## Problem description
What follows is a block of records; reproduce all of it verbatim.

## Provided records
********

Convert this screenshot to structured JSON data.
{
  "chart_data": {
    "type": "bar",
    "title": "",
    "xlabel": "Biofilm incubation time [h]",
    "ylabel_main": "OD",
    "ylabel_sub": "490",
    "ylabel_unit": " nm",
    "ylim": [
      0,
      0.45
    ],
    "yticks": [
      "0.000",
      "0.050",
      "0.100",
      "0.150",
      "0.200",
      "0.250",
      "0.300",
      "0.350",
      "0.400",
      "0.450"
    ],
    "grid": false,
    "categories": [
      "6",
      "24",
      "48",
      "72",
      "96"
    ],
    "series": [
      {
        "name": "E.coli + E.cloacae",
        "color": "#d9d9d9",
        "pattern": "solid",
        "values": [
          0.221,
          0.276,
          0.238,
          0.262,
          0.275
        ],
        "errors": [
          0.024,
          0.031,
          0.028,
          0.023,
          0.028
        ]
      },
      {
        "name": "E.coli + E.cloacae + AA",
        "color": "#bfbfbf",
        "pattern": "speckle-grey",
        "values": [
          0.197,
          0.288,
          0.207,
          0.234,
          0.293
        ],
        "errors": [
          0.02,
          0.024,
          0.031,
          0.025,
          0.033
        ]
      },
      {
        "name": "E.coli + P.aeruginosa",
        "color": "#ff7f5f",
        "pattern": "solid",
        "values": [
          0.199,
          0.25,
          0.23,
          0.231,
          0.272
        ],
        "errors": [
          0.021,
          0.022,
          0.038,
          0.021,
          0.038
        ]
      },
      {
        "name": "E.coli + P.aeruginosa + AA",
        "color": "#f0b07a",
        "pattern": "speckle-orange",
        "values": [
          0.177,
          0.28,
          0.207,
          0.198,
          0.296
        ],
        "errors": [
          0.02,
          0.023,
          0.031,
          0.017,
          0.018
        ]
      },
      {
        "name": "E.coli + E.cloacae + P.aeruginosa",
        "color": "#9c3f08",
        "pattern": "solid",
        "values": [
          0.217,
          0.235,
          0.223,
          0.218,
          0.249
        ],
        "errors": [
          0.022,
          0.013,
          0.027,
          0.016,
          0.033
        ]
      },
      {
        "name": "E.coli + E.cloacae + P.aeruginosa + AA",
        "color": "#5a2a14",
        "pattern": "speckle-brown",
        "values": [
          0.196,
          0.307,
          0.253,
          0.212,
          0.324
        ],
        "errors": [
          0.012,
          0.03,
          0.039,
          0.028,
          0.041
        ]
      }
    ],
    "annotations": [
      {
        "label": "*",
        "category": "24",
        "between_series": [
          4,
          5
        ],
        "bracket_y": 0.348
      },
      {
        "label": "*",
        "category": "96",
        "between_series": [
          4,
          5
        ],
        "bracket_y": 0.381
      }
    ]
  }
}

********

## Task solution
Convert this screenshot to structured JSON data.
{
  "chart_data": {
    "type": "bar",
    "title": "",
    "xlabel": "Biofilm incubation time [h]",
    "ylabel_main": "OD",
    "ylabel_sub": "490",
    "ylabel_unit": " nm",
    "ylim": [
      0,
      0.45
    ],
    "yticks": [
      "0.000",
      "0.050",
      "0.100",
      "0.150",
      "0.200",
      "0.250",
      "0.300",
      "0.350",
      "0.400",
      "0.450"
    ],
    "grid": false,
    "categories": [
      "6",
      "24",
      "48",
      "72",
      "96"
    ],
    "series": [
      {
        "name": "E.coli + E.cloacae",
        "color": "#d9d9d9",
        "pattern": "solid",
        "values": [
          0.221,
          0.276,
          0.238,
          0.262,
          0.275
        ],
        "errors": [
          0.024,
          0.031,
          0.028,
          0.023,
          0.028
        ]
      },
      {
        "name": "E.coli + E.cloacae + AA",
        "color": "#bfbfbf",
        "pattern": "speckle-grey",
        "values": [
          0.197,
          0.288,
          0.207,
          0.234,
          0.293
        ],
        "errors": [
          0.02,
          0.024,
          0.031,
          0.025,
          0.033
        ]
      },
      {
        "name": "E.coli + P.aeruginosa",
        "color": "#ff7f5f",
        "pattern": "solid",
        "values": [
          0.199,
          0.25,
          0.23,
          0.231,
          0.272
        ],
        "errors": [
          0.021,
          0.022,
          0.038,
          0.021,
          0.038
        ]
      },
      {
        "name": "E.coli + P.aeruginosa + AA",
        "color": "#f0b07a",
        "pattern": "speckle-orange",
        "values": [
          0.177,
          0.28,
          0.207,
          0.198,
          0.296
        ],
        "errors": [
          0.02,
          0.023,
          0.031,
          0.017,
          0.018
        ]
      },
      {
        "name": "E.coli + E.cloacae + P.aeruginosa",
        "color": "#9c3f08",
        "pattern": "solid",
        "values": [
          0.217,
          0.235,
          0.223,
          0.218,
          0.249
        ],
        "errors": [
          0.022,
          0.013,
          0.027,
          0.016,
          0.033
        ]
      },
      {
        "name": "E.coli + E.cloacae + P.aeruginosa + AA",
        "color": "#5a2a14",
        "pattern": "speckle-brown",
        "values": [
          0.196,
          0.307,
          0.253,
          0.212,
          0.324
        ],
        "errors": [
          0.012,
          0.03,
          0.039,
          0.028,
          0.041
        ]
      }
    ],
    "annotations": [
      {
        "label": "*",
        "category": "24",
        "between_series": [
          4,
          5
        ],
        "bracket_y": 0.348
      },
      {
        "label": "*",
        "category": "96",
        "between_series": [
          4,
          5
        ],
        "bracket_y": 0.381
      }
    ]
  }
}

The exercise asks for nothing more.